**Dataset items:**
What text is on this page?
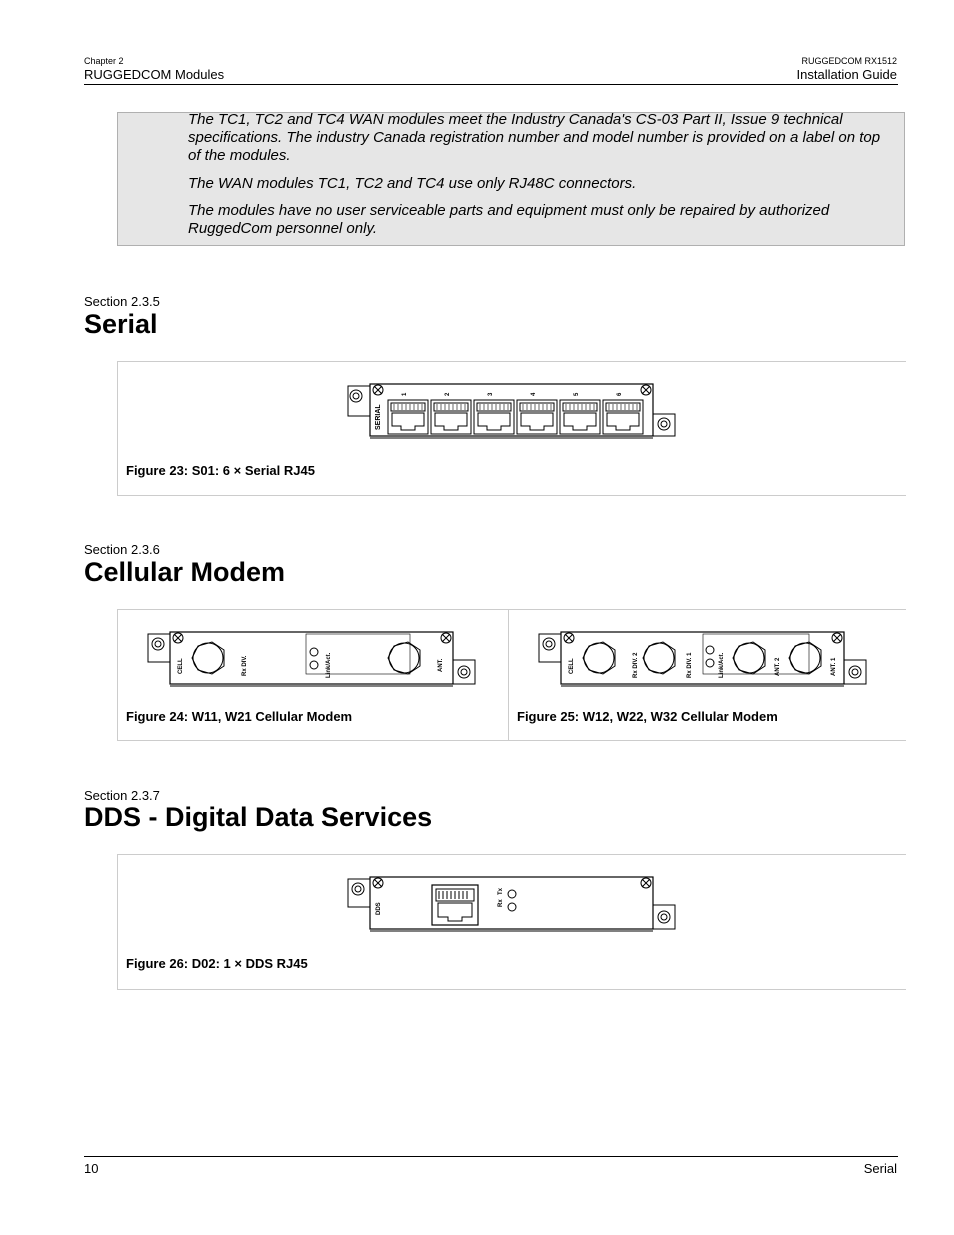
Chapter 2
RUGGEDCOM Modules
RUGGEDCOM RX1512
Installation Guide

The TC1, TC2 and TC4 WAN modules meet the Industry Canada's CS-03 Part II, Issue 9 technical specifications. The industry Canada registration number and model number is provided on a label on top of the modules.

The WAN modules TC1, TC2 and TC4 use only RJ48C connectors.

The modules have no user serviceable parts and equipment must only be repaired by authorized RuggedCom personnel only.

Section 2.3.5
Serial
SERIAL
1	2	3	4	5	6
Figure 23: S01: 6 × Serial RJ45
Section 2.3.6
Cellular Modem
CELL	Rx DIV.	Link/Act.	ANT.
Figure 24: W11, W21 Cellular Modem
CELL	Rx DIV. 2	Rx DIV. 1	Link/Act.	ANT. 2	ANT. 1
Figure 25: W12, W22, W32 Cellular Modem
Section 2.3.7
DDS - Digital Data Services
DDS	Rx
Tx
Figure 26: D02: 1 × DDS RJ45
10	Serial
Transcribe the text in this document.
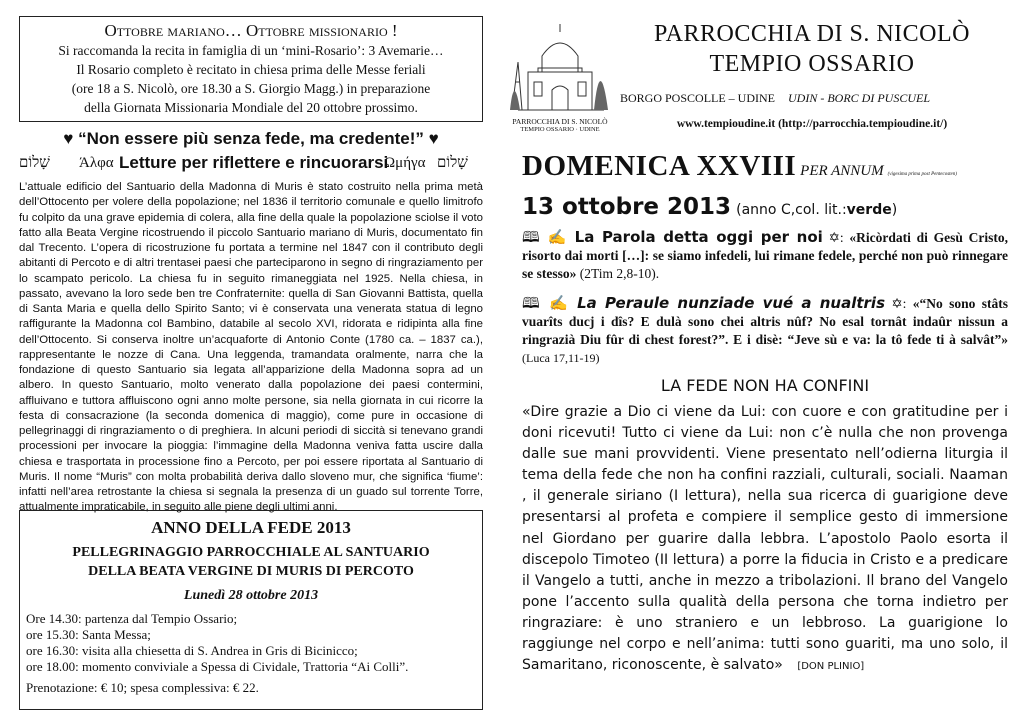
Ottobre mariano… Ottobre missionario !
Si raccomanda la recita in famiglia di un ‘mini-Rosario’: 3 Avemarie…
Il Rosario completo è recitato in chiesa prima delle Messe feriali
(ore 18 a S. Nicolò, ore 18.30 a S. Giorgio Magg.) in preparazione
della Giornata Missionaria Mondiale del 20 ottobre prossimo.
♥ “Non essere più senza fede, ma credente!” ♥
שָׁלוֹם Άλφα Letture per riflettere e rincuorarsi
Ωμήγα שָׁלוֹם
L’attuale edificio del Santuario della Madonna di Muris è stato costruito nella prima metà dell’Ottocento per volere della popolazione; nel 1836 il territorio comunale e quello limitrofo fu colpito da una grave epidemia di colera, alla fine della quale la popolazione sciolse il voto fatto alla Beata Vergine ricostruendo il piccolo Santuario mariano di Muris, documentato fin dal Trecento. L’opera di ricostruzione fu portata a termine nel 1847 con il contributo degli abitanti di Percoto e di altri trentasei paesi che parteciparono in segno di ringraziamento per lo scampato pericolo. La chiesa fu in seguito rimaneggiata nel 1925. Nella chiesa, in passato, avevano la loro sede ben tre Confraternite: quella di San Giovanni Battista, quella di Santa Maria e quella dello Spirito Santo; vi è conservata una venerata statua di legno raffigurante la Madonna col Bambino, databile al secolo XVI, ridorata e ridipinta alla fine dell’Ottocento. Si conserva inoltre un’acquaforte di Antonio Conte (1780 ca. – 1837 ca.), rappresentante le nozze di Cana. Una leggenda, tramandata oralmente, narra che la fondazione di questo Santuario sia legata all’apparizione della Madonna sopra ad un albero. In questo Santuario, molto venerato dalla popolazione dei paesi contermini, affluivano e tuttora affluiscono ogni anno molte persone, sia nella giornata in cui ricorre la festa di consacrazione (la seconda domenica di maggio), come pure in occasione di pellegrinaggi di ringraziamento o di preghiera. In alcuni periodi di siccità si tenevano grandi processioni per invocare la pioggia: l’immagine della Madonna veniva fatta uscire dalla chiesa e trasportata in processione fino a Percoto, per poi essere riportata al Santuario di Muris. Il nome “Muris” con molta probabilità deriva dallo sloveno mur, che significa ‘fiume’: infatti nell’area retrostante la chiesa si segnala la presenza di un guado sul torrente Torre, attualmente impraticabile, in seguito alle piene degli ultimi anni.
ANNO DELLA FEDE 2013
PELLEGRINAGGIO PARROCCHIALE AL SANTUARIO
DELLA BEATA VERGINE DI MURIS DI PERCOTO
Lunedì 28 ottobre 2013
Ore 14.30: partenza dal Tempio Ossario;
ore 15.30: Santa Messa;
ore 16.30: visita alla chiesetta di S. Andrea in Gris di Bicinicco;
ore 18.00: momento conviviale a Spessa di Cividale, Trattoria “Ai Colli”.
Prenotazione: € 10; spesa complessiva: € 22.
PARROCCHIA DI S. NICOLÒ
TEMPIO OSSARIO · UDINE
PARROCCHIA DI S. NICOLÒ
TEMPIO OSSARIO
BORGO POSCOLLE – UDINE UDIN - BORC DI PUSCUEL
www.tempioudine.it (http://parrocchia.tempioudine.it/)
DOMENICA XXVIII PER ANNUM (vigesima prima post Pentecosten)
13 ottobre 2013 (anno C,col. lit.:verde)
🕮 ✍ La Parola detta oggi per noi ✡: «Ricòrdati di Gesù Cristo, risorto dai morti […]: se siamo infedeli, lui rimane fedele, perché non può rinnegare se stesso» (2Tim 2,8-10).
🕮 ✍ La Peraule nunziade vué a nualtris ✡: «“No sono stâts vuarîts ducj i dîs? E dulà sono chei altris nûf? No esal tornât indaûr nissun a ringrazià Diu fûr di chest forest?”. E i disè: “Jeve sù e va: la tô fede ti à salvât”» (Luca 17,11-19)
LA FEDE NON HA CONFINI
«Dire grazie a Dio ci viene da Lui: con cuore e con gratitudine per i doni ricevuti! Tutto ci viene da Lui: non c’è nulla che non provenga dalle sue mani provvidenti. Viene presentato nell’odierna liturgia il tema della fede che non ha confini razziali, culturali, sociali. Naaman , il generale siriano (I lettura), nella sua ricerca di guarigione deve presentarsi al profeta e compiere il semplice gesto di immersione nel Giordano per guarire dalla lebbra. L’apostolo Paolo esorta il discepolo Timoteo (II lettura) a porre la fiducia in Cristo e a predicare il Vangelo a tutti, anche in mezzo a tribolazioni. Il brano del Vangelo pone l’accento sulla qualità della persona che torna indietro per ringraziare: è uno straniero e un lebbroso. La guarigione lo raggiunge nel corpo e nell’anima: tutti sono guariti, ma uno solo, il Samaritano, riconoscente, è salvato» [DON PLINIO]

**What is being asked:** Copy out the whole listing exactly, and don't carry over any pictures.

**Result:**
What text is on this page?
Chapter 2
RUGGEDCOM Modules
RUGGEDCOM RX1512
Installation Guide

The TC1, TC2 and TC4 WAN modules meet the Industry Canada's CS-03 Part II, Issue 9 technical specifications. The industry Canada registration number and model number is provided on a label on top of the modules.

The WAN modules TC1, TC2 and TC4 use only RJ48C connectors.

The modules have no user serviceable parts and equipment must only be repaired by authorized RuggedCom personnel only.

Section 2.3.5
Serial
SERIAL
1	2	3	4	5	6
Figure 23: S01: 6 × Serial RJ45
Section 2.3.6
Cellular Modem
CELL	Rx DIV.	Link/Act.	ANT.
Figure 24: W11, W21 Cellular Modem
CELL	Rx DIV. 2	Rx DIV. 1	Link/Act.	ANT. 2	ANT. 1
Figure 25: W12, W22, W32 Cellular Modem
Section 2.3.7
DDS - Digital Data Services
DDS	Rx
Tx
Figure 26: D02: 1 × DDS RJ45
10	Serial
Transcribe the text in this document.
Ottobre mariano… Ottobre missionario !
Si raccomanda la recita in famiglia di un ‘mini-Rosario’: 3 Avemarie…
Il Rosario completo è recitato in chiesa prima delle Messe feriali
(ore 18 a S. Nicolò, ore 18.30 a S. Giorgio Magg.) in preparazione
della Giornata Missionaria Mondiale del 20 ottobre prossimo.
♥ “Non essere più senza fede, ma credente!” ♥
שָׁלוֹם Άλφα Letture per riflettere e rincuorarsi
Ωμήγα שָׁלוֹם
L’attuale edificio del Santuario della Madonna di Muris è stato costruito nella prima metà dell’Ottocento per volere della popolazione; nel 1836 il territorio comunale e quello limitrofo fu colpito da una grave epidemia di colera, alla fine della quale la popolazione sciolse il voto fatto alla Beata Vergine ricostruendo il piccolo Santuario mariano di Muris, documentato fin dal Trecento. L’opera di ricostruzione fu portata a termine nel 1847 con il contributo degli abitanti di Percoto e di altri trentasei paesi che parteciparono in segno di ringraziamento per lo scampato pericolo. La chiesa fu in seguito rimaneggiata nel 1925. Nella chiesa, in passato, avevano la loro sede ben tre Confraternite: quella di San Giovanni Battista, quella di Santa Maria e quella dello Spirito Santo; vi è conservata una venerata statua di legno raffigurante la Madonna col Bambino, databile al secolo XVI, ridorata e ridipinta alla fine dell’Ottocento. Si conserva inoltre un’acquaforte di Antonio Conte (1780 ca. – 1837 ca.), rappresentante le nozze di Cana. Una leggenda, tramandata oralmente, narra che la fondazione di questo Santuario sia legata all’apparizione della Madonna sopra ad un albero. In questo Santuario, molto venerato dalla popolazione dei paesi contermini, affluivano e tuttora affluiscono ogni anno molte persone, sia nella giornata in cui ricorre la festa di consacrazione (la seconda domenica di maggio), come pure in occasione di pellegrinaggi di ringraziamento o di preghiera. In alcuni periodi di siccità si tenevano grandi processioni per invocare la pioggia: l’immagine della Madonna veniva fatta uscire dalla chiesa e trasportata in processione fino a Percoto, per poi essere riportata al Santuario di Muris. Il nome “Muris” con molta probabilità deriva dallo sloveno mur, che significa ‘fiume’: infatti nell’area retrostante la chiesa si segnala la presenza di un guado sul torrente Torre, attualmente impraticabile, in seguito alle piene degli ultimi anni.
ANNO DELLA FEDE 2013
PELLEGRINAGGIO PARROCCHIALE AL SANTUARIO
DELLA BEATA VERGINE DI MURIS DI PERCOTO
Lunedì 28 ottobre 2013
Ore 14.30: partenza dal Tempio Ossario;
ore 15.30: Santa Messa;
ore 16.30: visita alla chiesetta di S. Andrea in Gris di Bicinicco;
ore 18.00: momento conviviale a Spessa di Cividale, Trattoria “Ai Colli”.
Prenotazione: € 10; spesa complessiva: € 22.
PARROCCHIA DI S. NICOLÒ
TEMPIO OSSARIO · UDINE
PARROCCHIA DI S. NICOLÒ
TEMPIO OSSARIO
BORGO POSCOLLE – UDINE UDIN - BORC DI PUSCUEL
www.tempioudine.it (http://parrocchia.tempioudine.it/)
DOMENICA XXVIII PER ANNUM (vigesima prima post Pentecosten)
13 ottobre 2013 (anno C,col. lit.:verde)
🕮 ✍ La Parola detta oggi per noi ✡: «Ricòrdati di Gesù Cristo, risorto dai morti […]: se siamo infedeli, lui rimane fedele, perché non può rinnegare se stesso» (2Tim 2,8-10).
🕮 ✍ La Peraule nunziade vué a nualtris ✡: «“No sono stâts vuarîts ducj i dîs? E dulà sono chei altris nûf? No esal tornât indaûr nissun a ringrazià Diu fûr di chest forest?”. E i disè: “Jeve sù e va: la tô fede ti à salvât”» (Luca 17,11-19)
LA FEDE NON HA CONFINI
«Dire grazie a Dio ci viene da Lui: con cuore e con gratitudine per i doni ricevuti! Tutto ci viene da Lui: non c’è nulla che non provenga dalle sue mani provvidenti. Viene presentato nell’odierna liturgia il tema della fede che non ha confini razziali, culturali, sociali. Naaman , il generale siriano (I lettura), nella sua ricerca di guarigione deve presentarsi al profeta e compiere il semplice gesto di immersione nel Giordano per guarire dalla lebbra. L’apostolo Paolo esorta il discepolo Timoteo (II lettura) a porre la fiducia in Cristo e a predicare il Vangelo a tutti, anche in mezzo a tribolazioni. Il brano del Vangelo pone l’accento sulla qualità della persona che torna indietro per ringraziare: è uno straniero e un lebbroso. La guarigione lo raggiunge nel corpo e nell’anima: tutti sono guariti, ma uno solo, il Samaritano, riconoscente, è salvato» [DON PLINIO]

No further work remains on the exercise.